──────── EXTRACTED MATERIAL

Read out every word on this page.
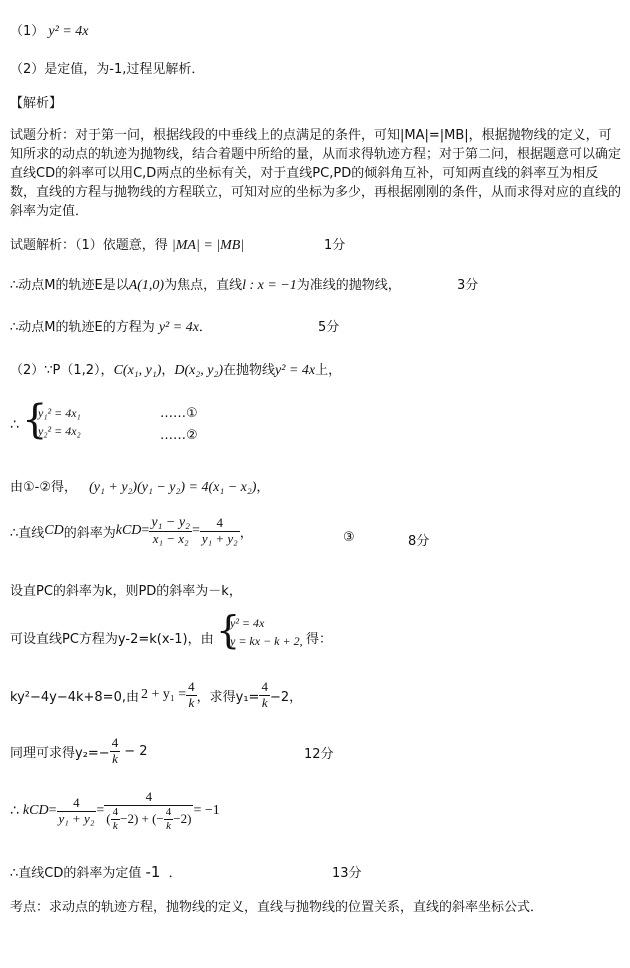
（1） y² = 4x
（2）是定值，为-1,过程见解析．
【解析】
试题分析：对于第一问，根据线段的中垂线上的点满足的条件，可知|MA|=|MB|，根据抛物线的定义，可知所求的动点的轨迹为抛物线，结合着题中所给的量，从而求得轨迹方程；对于第二问，根据题意可以确定直线CD的斜率可以用C,D两点的坐标有关，对于直线PC,PD的倾斜角互补，可知两直线的斜率互为相反数，直线的方程与抛物线的方程联立，可知对应的坐标为多少，再根据刚刚的条件，从而求得对应的直线的斜率为定值．
试题解析：（1）依题意，得 |MA| = |MB|	1分
∴动点M的轨迹E是以A(1,0)为焦点，直线l : x = −1为准线的抛物线，	3分
∴动点M的轨迹E的方程为 y² = 4x．	5分
（2）∵P（1,2），C(x₁, y₁)，D(x₂, y₂)在抛物线y² = 4x上，
∴ {
y₁² = 4x₁
y₂² = 4x₂
……①
……②
由①-②得， (y₁ + y₂)(y₁ − y₂) = 4(x₁ − x₂)，
∴直线 CD 的斜率为 k CD = $\frac{\text{y₁ − y₂}}{\text{x₁ − x₂}} = \frac{4}{\text{y₁ + y₂}}$ ，	③	8分
设直PC的斜率为k，则PD的斜率为－k，
可设直线PC方程为y-2=k(x-1)，由 {
y² = 4x
y = kx − k + 2, 得：
ky²−4y−4k+8=0,由 $2 + y_1 = \frac{4}{k}$ ，求得$y_1= \frac{4}{k} -2$，
同理可求得$y_2=- \frac{4}{k} - 2$	12分
∴ k CD = $\frac{4}{\text{y₁ + y₂}}$ =
4
( $\frac{4}{k} -2$) + (− $\frac{4}{k} -2) = -1$
∴直线CD的斜率为定值 -1 ．	13分
考点：求动点的轨迹方程，抛物线的定义，直线与抛物线的位置关系，直线的斜率坐标公式．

────────────────

INSTRUCTIONS FOR THE TASK —
Retype every entry verbatim and exclude the pictures from the copy.

FINISHED TASK —
Read out every word on this page.
（1） y² = 4x
（2）是定值，为-1,过程见解析．
【解析】
试题分析：对于第一问，根据线段的中垂线上的点满足的条件，可知|MA|=|MB|，根据抛物线的定义，可知所求的动点的轨迹为抛物线，结合着题中所给的量，从而求得轨迹方程；对于第二问，根据题意可以确定直线CD的斜率可以用C,D两点的坐标有关，对于直线PC,PD的倾斜角互补，可知两直线的斜率互为相反数，直线的方程与抛物线的方程联立，可知对应的坐标为多少，再根据刚刚的条件，从而求得对应的直线的斜率为定值．
试题解析：（1）依题意，得 |MA| = |MB|	1分
∴动点M的轨迹E是以A(1,0)为焦点，直线l : x = −1为准线的抛物线，	3分
∴动点M的轨迹E的方程为 y² = 4x．	5分
（2）∵P（1,2），C(x₁, y₁)，D(x₂, y₂)在抛物线y² = 4x上，
∴ {
y₁² = 4x₁
y₂² = 4x₂
……①
……②
由①-②得， (y₁ + y₂)(y₁ − y₂) = 4(x₁ − x₂)，
∴直线 CD 的斜率为 k CD = $\frac{\text{y₁ − y₂}}{\text{x₁ − x₂}} = \frac{4}{\text{y₁ + y₂}}$ ，	③	8分
设直PC的斜率为k，则PD的斜率为－k，
可设直线PC方程为y-2=k(x-1)，由 {
y² = 4x
y = kx − k + 2, 得：
ky²−4y−4k+8=0,由 $2 + y_1 = \frac{4}{k}$ ，求得$y_1= \frac{4}{k} -2$，
同理可求得$y_2=- \frac{4}{k} - 2$	12分
∴ k CD = $\frac{4}{\text{y₁ + y₂}}$ =
4
( $\frac{4}{k} -2$) + (− $\frac{4}{k} -2) = -1$
∴直线CD的斜率为定值 -1 ．	13分
考点：求动点的轨迹方程，抛物线的定义，直线与抛物线的位置关系，直线的斜率坐标公式．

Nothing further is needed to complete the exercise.